Given records:
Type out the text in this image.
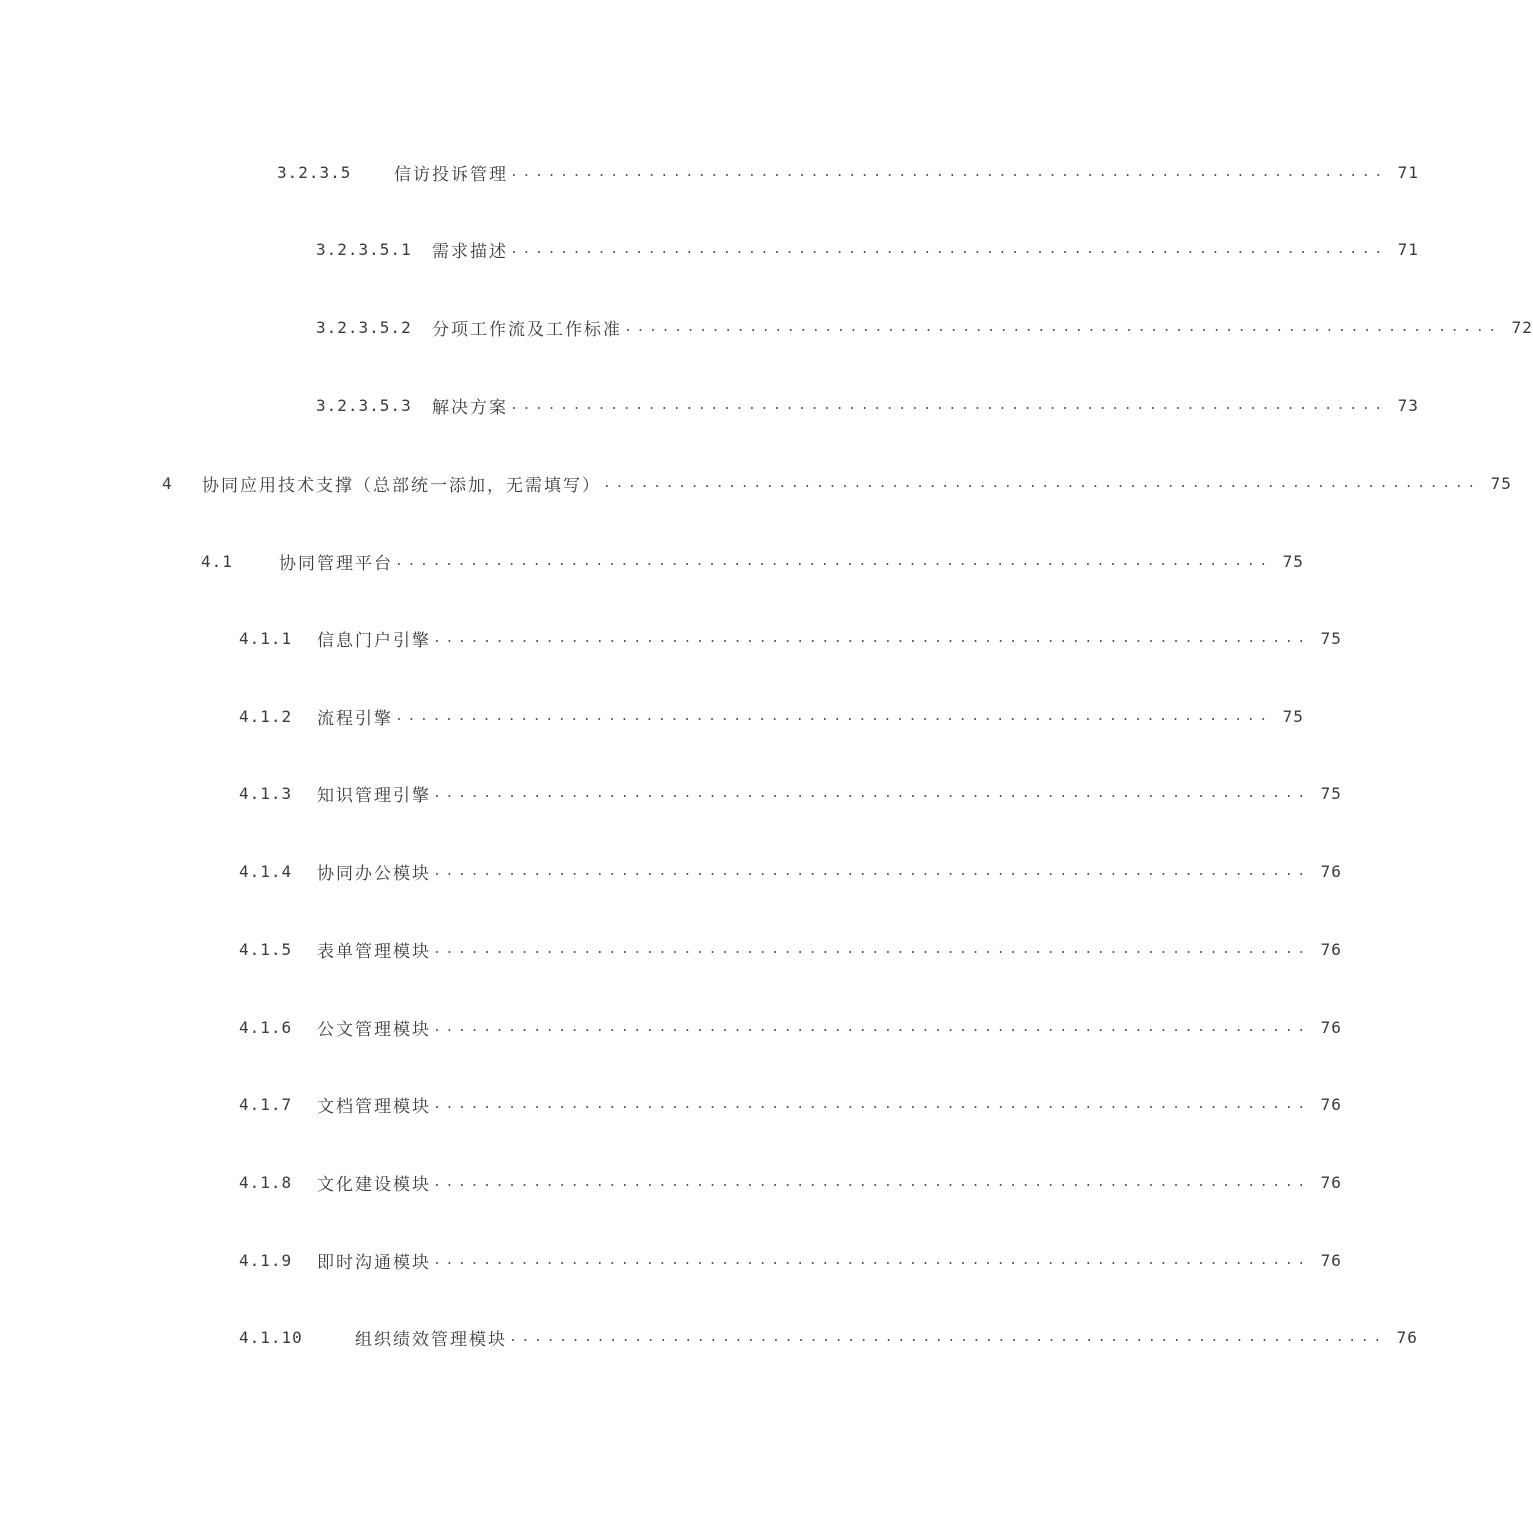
3.2.3.5	信访投诉管理 ...................................................................... 71
3.2.3.5.1	需求描述 ...................................................................... 71
3.2.3.5.2	分项工作流及工作标准 ...................................................................... 72
3.2.3.5.3	解决方案 ...................................................................... 73
4	协同应用技术支撑（总部统一添加，无需填写） ...................................................................... 75
4.1	协同管理平台 ...................................................................... 75
4.1.1	信息门户引擎 ...................................................................... 75
4.1.2	流程引擎 ...................................................................... 75
4.1.3	知识管理引擎 ...................................................................... 75
4.1.4	协同办公模块 ...................................................................... 76
4.1.5	表单管理模块 ...................................................................... 76
4.1.6	公文管理模块 ...................................................................... 76
4.1.7	文档管理模块 ...................................................................... 76
4.1.8	文化建设模块 ...................................................................... 76
4.1.9	即时沟通模块 ...................................................................... 76
4.1.10	组织绩效管理模块 ...................................................................... 76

Do this: Copy out the records above in full, exactly as written, but not the pictures.

Result:
Type out the text in this image.
3.2.3.5	信访投诉管理 ...................................................................... 71
3.2.3.5.1	需求描述 ...................................................................... 71
3.2.3.5.2	分项工作流及工作标准 ...................................................................... 72
3.2.3.5.3	解决方案 ...................................................................... 73
4	协同应用技术支撑（总部统一添加，无需填写） ...................................................................... 75
4.1	协同管理平台 ...................................................................... 75
4.1.1	信息门户引擎 ...................................................................... 75
4.1.2	流程引擎 ...................................................................... 75
4.1.3	知识管理引擎 ...................................................................... 75
4.1.4	协同办公模块 ...................................................................... 76
4.1.5	表单管理模块 ...................................................................... 76
4.1.6	公文管理模块 ...................................................................... 76
4.1.7	文档管理模块 ...................................................................... 76
4.1.8	文化建设模块 ...................................................................... 76
4.1.9	即时沟通模块 ...................................................................... 76
4.1.10	组织绩效管理模块 ...................................................................... 76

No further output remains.